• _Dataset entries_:
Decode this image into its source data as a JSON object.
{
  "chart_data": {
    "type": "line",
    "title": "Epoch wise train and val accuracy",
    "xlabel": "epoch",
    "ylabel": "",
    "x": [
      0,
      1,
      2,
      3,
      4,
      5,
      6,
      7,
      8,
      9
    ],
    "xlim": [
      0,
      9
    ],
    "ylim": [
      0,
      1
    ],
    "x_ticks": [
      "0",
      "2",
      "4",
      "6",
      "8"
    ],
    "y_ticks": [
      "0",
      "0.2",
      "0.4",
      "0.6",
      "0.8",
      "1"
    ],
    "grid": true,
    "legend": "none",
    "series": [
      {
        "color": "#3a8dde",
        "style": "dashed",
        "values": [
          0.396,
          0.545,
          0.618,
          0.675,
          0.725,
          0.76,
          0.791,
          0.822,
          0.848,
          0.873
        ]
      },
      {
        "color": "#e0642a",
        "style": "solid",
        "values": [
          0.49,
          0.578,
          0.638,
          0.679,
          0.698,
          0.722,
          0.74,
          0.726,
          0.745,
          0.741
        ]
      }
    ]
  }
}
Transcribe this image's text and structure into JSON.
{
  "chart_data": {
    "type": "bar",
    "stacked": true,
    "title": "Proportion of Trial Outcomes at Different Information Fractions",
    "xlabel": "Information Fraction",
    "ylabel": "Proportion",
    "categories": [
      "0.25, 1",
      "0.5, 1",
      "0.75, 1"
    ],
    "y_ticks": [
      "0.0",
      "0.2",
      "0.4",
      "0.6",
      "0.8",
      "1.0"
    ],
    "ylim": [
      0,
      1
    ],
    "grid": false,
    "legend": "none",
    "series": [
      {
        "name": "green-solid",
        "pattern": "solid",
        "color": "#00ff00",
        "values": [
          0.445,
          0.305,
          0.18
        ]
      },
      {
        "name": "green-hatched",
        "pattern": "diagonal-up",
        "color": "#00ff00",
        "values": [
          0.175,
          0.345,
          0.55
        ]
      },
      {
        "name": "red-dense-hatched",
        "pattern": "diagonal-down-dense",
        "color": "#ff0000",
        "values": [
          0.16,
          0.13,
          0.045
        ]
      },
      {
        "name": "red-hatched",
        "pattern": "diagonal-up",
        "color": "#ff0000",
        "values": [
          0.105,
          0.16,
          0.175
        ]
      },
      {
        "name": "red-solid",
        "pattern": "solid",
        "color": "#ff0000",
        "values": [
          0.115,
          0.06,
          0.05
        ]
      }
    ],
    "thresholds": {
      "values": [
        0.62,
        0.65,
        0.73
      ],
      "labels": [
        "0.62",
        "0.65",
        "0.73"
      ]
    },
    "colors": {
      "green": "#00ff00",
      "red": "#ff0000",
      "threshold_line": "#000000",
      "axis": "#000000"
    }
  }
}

• _Your goal_:
Beginning at the line containing "Transcribe this image's", repeat each line exactly through the last line of the entries, and include no other lines.

• _Reply to the exercise_:
Transcribe this image's text and structure into JSON.
{
  "chart_data": {
    "type": "bar",
    "stacked": true,
    "title": "Proportion of Trial Outcomes at Different Information Fractions",
    "xlabel": "Information Fraction",
    "ylabel": "Proportion",
    "categories": [
      "0.25, 1",
      "0.5, 1",
      "0.75, 1"
    ],
    "y_ticks": [
      "0.0",
      "0.2",
      "0.4",
      "0.6",
      "0.8",
      "1.0"
    ],
    "ylim": [
      0,
      1
    ],
    "grid": false,
    "legend": "none",
    "series": [
      {
        "name": "green-solid",
        "pattern": "solid",
        "color": "#00ff00",
        "values": [
          0.445,
          0.305,
          0.18
        ]
      },
      {
        "name": "green-hatched",
        "pattern": "diagonal-up",
        "color": "#00ff00",
        "values": [
          0.175,
          0.345,
          0.55
        ]
      },
      {
        "name": "red-dense-hatched",
        "pattern": "diagonal-down-dense",
        "color": "#ff0000",
        "values": [
          0.16,
          0.13,
          0.045
        ]
      },
      {
        "name": "red-hatched",
        "pattern": "diagonal-up",
        "color": "#ff0000",
        "values": [
          0.105,
          0.16,
          0.175
        ]
      },
      {
        "name": "red-solid",
        "pattern": "solid",
        "color": "#ff0000",
        "values": [
          0.115,
          0.06,
          0.05
        ]
      }
    ],
    "thresholds": {
      "values": [
        0.62,
        0.65,
        0.73
      ],
      "labels": [
        "0.62",
        "0.65",
        "0.73"
      ]
    },
    "colors": {
      "green": "#00ff00",
      "red": "#ff0000",
      "threshold_line": "#000000",
      "axis": "#000000"
    }
  }
}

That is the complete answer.